▶ **GIVEN ENTRIES**:
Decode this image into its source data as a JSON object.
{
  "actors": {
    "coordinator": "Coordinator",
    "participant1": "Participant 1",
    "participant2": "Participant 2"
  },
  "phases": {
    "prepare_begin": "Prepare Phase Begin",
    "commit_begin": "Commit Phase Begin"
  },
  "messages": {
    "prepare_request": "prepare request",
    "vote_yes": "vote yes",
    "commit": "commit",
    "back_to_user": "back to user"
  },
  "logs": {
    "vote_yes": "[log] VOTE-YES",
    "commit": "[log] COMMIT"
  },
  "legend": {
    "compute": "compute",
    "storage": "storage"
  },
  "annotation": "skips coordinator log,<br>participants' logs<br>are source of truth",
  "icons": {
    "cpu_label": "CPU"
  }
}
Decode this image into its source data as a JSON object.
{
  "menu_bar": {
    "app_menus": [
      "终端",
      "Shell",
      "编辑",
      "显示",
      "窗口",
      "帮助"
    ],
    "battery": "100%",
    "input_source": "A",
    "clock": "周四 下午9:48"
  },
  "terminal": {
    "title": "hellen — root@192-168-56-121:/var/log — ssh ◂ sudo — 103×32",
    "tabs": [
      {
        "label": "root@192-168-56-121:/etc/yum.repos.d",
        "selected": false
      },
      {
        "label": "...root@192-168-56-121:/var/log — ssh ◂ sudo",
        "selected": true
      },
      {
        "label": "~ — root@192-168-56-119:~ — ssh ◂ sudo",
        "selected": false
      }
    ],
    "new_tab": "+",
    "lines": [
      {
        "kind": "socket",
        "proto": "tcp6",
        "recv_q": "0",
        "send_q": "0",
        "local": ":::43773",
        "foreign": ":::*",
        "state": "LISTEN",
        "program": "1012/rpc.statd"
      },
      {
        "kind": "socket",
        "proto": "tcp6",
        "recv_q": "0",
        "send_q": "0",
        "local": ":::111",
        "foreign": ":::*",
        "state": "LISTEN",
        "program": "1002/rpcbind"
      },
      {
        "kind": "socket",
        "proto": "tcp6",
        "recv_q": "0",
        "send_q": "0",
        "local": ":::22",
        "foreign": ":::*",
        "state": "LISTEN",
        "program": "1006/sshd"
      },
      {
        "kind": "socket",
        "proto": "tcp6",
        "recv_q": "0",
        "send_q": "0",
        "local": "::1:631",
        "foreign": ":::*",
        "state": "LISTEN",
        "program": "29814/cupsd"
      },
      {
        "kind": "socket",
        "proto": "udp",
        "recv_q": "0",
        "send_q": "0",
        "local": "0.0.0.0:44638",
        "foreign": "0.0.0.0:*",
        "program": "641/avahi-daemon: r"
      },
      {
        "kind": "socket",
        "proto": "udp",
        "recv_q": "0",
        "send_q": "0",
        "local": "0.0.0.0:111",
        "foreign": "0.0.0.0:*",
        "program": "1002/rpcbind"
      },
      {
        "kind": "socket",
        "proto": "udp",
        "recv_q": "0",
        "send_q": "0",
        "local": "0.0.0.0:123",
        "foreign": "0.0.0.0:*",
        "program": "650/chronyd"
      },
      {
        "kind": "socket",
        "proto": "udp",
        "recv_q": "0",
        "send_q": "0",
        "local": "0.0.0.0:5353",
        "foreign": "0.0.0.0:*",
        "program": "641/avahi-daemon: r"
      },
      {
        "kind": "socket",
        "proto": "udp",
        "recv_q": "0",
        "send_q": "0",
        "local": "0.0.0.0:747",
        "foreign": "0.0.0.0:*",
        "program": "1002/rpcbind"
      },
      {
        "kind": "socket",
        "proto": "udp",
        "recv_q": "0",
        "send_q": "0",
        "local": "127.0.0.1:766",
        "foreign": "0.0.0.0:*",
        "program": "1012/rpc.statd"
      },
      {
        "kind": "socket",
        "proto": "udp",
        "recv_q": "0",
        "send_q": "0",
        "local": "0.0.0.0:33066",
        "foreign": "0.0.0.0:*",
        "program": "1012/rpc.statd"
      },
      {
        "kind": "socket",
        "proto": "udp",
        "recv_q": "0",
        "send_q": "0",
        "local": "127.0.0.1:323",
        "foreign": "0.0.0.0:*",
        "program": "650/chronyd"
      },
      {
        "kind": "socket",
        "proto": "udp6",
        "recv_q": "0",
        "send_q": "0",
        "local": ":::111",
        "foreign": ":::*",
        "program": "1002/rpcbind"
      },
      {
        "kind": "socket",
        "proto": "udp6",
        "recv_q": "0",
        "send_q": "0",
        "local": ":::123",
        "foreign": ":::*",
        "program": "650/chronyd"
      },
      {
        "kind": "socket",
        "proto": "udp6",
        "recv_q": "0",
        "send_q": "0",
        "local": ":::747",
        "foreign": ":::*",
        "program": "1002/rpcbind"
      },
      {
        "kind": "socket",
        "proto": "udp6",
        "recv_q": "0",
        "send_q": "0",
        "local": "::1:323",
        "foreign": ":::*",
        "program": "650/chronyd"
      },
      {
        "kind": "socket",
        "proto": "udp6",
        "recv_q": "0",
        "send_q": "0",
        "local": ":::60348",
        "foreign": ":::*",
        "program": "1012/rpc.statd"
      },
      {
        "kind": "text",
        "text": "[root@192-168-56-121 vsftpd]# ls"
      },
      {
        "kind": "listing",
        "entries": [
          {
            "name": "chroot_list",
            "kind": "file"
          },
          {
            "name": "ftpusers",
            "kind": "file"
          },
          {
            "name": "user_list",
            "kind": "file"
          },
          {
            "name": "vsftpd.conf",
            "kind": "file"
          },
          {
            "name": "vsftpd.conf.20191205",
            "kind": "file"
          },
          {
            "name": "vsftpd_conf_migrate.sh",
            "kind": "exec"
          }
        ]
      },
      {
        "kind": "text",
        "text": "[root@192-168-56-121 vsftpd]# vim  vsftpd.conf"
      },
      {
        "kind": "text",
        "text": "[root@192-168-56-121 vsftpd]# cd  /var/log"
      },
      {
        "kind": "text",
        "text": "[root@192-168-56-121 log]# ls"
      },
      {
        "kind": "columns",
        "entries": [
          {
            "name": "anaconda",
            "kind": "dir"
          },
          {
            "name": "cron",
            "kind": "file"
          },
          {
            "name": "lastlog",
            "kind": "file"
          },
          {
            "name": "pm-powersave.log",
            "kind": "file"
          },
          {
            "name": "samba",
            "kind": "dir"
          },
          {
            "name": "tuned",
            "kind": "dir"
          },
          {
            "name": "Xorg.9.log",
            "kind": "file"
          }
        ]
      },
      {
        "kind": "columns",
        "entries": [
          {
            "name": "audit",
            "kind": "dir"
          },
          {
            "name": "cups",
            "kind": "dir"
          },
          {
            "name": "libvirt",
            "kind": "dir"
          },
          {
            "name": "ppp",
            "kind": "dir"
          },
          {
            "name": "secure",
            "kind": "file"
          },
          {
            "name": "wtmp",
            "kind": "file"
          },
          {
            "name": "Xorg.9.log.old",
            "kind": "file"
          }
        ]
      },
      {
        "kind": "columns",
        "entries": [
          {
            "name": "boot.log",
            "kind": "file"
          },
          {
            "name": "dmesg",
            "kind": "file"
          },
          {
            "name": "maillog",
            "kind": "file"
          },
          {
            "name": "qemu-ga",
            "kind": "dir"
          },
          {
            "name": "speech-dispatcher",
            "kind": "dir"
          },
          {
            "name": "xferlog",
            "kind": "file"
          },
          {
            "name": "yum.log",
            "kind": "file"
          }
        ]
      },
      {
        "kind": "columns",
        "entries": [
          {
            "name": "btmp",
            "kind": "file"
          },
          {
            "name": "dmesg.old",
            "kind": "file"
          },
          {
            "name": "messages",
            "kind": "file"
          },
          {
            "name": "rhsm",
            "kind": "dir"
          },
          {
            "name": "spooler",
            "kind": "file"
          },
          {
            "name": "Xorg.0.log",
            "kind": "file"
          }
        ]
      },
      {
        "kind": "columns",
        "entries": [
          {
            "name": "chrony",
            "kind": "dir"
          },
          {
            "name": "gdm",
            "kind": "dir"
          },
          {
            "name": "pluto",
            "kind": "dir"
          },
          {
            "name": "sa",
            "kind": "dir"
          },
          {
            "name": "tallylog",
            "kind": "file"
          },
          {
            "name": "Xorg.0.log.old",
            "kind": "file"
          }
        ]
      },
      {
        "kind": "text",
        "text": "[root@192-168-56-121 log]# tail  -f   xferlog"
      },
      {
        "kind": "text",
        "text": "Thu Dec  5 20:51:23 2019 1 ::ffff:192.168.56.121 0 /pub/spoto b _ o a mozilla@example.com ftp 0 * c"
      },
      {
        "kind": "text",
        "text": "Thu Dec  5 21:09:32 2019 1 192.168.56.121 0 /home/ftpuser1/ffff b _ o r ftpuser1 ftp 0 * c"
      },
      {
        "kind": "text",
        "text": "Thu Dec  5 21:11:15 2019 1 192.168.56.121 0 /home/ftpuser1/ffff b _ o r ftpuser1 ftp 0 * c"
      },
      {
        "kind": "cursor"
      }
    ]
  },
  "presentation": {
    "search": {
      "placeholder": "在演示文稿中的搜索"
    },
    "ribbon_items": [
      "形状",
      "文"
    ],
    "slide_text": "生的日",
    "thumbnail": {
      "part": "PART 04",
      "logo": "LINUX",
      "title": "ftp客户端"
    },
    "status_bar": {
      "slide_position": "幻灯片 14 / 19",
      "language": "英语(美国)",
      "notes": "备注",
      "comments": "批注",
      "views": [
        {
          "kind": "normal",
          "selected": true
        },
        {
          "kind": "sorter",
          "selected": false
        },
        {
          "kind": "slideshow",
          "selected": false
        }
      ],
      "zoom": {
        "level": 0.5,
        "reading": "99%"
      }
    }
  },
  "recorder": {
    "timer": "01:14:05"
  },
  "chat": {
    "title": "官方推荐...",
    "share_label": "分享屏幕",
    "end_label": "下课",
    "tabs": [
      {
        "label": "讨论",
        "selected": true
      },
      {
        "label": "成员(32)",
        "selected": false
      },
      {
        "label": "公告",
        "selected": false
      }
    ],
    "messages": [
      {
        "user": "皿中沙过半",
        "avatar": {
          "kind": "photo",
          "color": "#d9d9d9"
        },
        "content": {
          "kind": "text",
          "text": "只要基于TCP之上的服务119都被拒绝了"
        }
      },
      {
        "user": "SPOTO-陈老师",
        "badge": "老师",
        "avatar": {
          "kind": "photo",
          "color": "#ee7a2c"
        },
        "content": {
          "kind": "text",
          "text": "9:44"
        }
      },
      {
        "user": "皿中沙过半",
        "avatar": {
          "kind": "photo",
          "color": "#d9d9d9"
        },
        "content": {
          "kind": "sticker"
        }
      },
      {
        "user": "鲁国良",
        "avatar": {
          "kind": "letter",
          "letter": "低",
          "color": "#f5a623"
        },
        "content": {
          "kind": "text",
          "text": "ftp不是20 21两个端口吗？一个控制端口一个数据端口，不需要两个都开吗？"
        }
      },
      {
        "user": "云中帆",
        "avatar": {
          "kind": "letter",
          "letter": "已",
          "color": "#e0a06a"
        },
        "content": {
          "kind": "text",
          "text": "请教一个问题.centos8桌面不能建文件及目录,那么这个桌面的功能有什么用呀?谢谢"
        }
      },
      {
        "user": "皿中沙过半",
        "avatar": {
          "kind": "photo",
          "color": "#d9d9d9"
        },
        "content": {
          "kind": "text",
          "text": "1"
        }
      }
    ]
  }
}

▶ **PROBLEM STATEMENT**: Copy each line of the listing that holds the word "home".

▶ **EXPECTED ANSWER**:
        "text": "Thu Dec  5 21:09:32 2019 1 192.168.56.121 0 /home/ftpuser1/ffff b _ o r ftpuser1 ftp 0 * c"
        "text": "Thu Dec  5 21:11:15 2019 1 192.168.56.121 0 /home/ftpuser1/ffff b _ o r ftpuser1 ftp 0 * c"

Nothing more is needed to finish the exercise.